INPUT ROWS ▸
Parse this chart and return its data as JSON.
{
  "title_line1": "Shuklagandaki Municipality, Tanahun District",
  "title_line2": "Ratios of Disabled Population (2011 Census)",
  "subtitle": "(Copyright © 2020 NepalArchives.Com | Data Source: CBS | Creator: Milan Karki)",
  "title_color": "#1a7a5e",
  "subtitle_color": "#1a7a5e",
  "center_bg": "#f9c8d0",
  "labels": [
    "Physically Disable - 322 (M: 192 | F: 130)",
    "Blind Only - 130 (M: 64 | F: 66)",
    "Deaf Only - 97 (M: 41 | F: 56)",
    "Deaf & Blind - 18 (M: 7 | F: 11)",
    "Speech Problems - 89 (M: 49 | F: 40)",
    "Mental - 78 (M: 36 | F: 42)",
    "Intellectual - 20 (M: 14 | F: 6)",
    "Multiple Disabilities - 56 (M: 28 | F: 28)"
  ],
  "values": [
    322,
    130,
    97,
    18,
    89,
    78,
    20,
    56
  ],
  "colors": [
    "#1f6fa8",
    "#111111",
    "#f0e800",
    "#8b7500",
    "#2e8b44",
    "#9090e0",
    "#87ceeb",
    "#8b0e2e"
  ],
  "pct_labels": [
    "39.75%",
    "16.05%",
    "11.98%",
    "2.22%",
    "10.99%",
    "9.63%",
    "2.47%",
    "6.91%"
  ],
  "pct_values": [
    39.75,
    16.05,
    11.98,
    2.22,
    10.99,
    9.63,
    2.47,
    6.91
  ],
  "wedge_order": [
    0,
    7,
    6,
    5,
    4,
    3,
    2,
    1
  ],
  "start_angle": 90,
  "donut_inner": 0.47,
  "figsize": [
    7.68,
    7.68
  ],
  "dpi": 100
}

TASK REQUIREMENTS ▸ Return each line of the listing that holds the string "Only".

SOLUTION TO THIS EXERCISE ▸
    "Blind Only - 130 (M: 64 | F: 66)",
    "Deaf Only - 97 (M: 41 | F: 56)",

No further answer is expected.